Locate the word "steps" in the entries below, then gather every line that holds it.

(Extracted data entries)
>>>

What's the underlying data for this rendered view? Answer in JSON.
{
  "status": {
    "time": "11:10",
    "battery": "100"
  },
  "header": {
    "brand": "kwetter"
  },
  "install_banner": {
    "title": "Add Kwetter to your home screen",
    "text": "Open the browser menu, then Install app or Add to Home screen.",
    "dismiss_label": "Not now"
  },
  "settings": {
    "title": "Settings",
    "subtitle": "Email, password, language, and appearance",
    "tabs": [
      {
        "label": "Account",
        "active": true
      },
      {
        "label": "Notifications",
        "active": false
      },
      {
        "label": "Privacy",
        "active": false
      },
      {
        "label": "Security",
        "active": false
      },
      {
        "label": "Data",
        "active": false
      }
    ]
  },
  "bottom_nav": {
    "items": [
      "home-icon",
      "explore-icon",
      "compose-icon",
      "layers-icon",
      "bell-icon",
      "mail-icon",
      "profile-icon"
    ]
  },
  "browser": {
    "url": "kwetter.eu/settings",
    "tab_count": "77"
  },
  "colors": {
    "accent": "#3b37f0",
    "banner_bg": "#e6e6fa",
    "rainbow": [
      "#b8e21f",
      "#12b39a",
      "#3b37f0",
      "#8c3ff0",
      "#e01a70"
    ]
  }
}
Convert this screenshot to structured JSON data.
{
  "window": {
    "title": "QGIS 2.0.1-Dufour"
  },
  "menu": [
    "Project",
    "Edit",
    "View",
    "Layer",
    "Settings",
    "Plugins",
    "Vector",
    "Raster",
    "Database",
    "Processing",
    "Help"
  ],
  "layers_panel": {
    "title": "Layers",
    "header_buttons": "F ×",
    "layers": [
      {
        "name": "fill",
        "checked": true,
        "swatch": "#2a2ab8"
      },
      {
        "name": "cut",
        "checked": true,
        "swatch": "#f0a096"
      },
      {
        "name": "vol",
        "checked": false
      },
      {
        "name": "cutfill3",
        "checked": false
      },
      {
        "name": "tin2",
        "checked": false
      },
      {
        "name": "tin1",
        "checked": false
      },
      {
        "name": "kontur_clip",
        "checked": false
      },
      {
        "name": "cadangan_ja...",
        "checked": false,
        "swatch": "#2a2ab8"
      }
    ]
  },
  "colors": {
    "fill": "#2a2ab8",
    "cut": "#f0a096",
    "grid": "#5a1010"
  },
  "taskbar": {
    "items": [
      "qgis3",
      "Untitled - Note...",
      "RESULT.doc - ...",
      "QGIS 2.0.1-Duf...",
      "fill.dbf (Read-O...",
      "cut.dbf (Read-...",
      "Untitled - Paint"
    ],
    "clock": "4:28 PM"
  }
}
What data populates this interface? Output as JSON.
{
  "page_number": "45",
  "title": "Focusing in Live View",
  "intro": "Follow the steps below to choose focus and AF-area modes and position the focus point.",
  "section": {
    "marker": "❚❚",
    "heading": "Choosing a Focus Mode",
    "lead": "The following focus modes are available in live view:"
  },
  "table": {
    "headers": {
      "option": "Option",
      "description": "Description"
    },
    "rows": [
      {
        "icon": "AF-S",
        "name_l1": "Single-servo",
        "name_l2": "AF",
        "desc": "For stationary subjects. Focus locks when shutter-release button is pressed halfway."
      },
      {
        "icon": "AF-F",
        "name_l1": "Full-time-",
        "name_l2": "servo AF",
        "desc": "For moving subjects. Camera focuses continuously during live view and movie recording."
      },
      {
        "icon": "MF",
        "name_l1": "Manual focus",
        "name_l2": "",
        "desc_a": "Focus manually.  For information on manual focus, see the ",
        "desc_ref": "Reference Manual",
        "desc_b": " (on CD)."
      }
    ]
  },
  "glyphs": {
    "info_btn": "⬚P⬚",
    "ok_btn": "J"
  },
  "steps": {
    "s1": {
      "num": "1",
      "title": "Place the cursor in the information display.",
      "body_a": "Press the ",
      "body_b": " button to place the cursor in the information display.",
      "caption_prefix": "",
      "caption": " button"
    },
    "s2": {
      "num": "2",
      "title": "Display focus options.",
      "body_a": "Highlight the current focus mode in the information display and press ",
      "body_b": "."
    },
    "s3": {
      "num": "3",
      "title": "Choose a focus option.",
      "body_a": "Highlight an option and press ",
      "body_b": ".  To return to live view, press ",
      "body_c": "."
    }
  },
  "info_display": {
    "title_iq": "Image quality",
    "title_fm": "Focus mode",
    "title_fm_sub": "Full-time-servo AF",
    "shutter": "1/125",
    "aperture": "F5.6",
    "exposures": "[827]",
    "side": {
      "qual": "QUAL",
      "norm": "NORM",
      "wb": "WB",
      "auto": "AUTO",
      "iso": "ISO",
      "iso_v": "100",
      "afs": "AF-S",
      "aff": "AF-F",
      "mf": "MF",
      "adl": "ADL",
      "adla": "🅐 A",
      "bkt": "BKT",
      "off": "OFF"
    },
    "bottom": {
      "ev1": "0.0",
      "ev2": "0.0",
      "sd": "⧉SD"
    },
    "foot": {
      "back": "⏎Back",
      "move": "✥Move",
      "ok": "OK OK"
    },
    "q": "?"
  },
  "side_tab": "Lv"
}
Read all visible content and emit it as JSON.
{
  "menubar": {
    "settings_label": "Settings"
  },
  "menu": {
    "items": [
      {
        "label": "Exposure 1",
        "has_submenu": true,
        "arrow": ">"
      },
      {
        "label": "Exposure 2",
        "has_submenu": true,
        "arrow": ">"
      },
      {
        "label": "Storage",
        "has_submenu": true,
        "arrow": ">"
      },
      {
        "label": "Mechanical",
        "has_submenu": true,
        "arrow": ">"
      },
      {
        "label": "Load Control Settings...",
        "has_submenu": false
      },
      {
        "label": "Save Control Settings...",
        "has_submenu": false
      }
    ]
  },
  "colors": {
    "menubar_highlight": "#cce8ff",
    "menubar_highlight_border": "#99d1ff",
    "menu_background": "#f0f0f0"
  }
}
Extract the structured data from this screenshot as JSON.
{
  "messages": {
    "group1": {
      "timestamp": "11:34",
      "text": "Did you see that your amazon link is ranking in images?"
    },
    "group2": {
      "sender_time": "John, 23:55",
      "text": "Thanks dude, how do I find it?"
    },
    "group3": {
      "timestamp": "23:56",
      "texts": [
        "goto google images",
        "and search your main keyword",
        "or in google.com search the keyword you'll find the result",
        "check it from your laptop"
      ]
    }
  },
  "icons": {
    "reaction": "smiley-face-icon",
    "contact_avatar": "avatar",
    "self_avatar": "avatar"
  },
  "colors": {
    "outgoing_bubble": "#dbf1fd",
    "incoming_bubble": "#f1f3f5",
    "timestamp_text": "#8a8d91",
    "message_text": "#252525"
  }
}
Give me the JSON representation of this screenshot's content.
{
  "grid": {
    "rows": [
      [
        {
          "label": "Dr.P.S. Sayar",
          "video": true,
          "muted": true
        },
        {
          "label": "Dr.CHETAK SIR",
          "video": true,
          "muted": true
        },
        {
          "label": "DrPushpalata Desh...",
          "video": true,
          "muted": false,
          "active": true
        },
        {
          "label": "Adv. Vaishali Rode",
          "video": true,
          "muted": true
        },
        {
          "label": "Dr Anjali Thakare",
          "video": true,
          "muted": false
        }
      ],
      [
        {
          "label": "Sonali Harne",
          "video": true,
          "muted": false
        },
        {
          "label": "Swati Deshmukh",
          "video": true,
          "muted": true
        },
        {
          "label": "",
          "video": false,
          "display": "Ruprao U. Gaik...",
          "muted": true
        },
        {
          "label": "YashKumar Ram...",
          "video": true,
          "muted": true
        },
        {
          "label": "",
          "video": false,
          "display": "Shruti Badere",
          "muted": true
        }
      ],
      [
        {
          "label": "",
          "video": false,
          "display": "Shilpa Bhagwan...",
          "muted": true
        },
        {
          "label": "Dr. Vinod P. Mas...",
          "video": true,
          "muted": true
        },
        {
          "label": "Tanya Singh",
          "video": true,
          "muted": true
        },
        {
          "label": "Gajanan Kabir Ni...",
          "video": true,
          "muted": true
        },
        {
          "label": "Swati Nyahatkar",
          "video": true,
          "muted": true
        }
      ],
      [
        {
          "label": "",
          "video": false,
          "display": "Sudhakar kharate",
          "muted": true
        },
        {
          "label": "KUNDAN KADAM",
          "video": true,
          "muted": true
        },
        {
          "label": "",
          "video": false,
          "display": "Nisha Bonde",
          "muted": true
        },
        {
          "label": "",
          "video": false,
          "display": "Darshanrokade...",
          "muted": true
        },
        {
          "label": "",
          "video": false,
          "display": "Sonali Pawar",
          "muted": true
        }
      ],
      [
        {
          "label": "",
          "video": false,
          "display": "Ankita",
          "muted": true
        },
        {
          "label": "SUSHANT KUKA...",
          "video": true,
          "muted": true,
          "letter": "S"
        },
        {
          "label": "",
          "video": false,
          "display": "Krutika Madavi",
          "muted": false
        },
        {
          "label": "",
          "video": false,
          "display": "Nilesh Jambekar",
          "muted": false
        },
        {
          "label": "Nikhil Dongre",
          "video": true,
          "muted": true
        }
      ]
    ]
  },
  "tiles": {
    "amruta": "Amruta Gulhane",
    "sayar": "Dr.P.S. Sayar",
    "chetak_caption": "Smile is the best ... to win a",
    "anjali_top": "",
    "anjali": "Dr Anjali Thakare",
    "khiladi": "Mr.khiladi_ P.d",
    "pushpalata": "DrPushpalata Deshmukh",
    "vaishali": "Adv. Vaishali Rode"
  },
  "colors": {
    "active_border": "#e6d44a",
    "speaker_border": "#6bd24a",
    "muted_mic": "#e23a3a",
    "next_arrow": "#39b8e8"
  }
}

<<<

WORKED ANSWER =
  "intro": "Follow the steps below to choose focus and AF-area modes and position the focus point.",
  "steps": {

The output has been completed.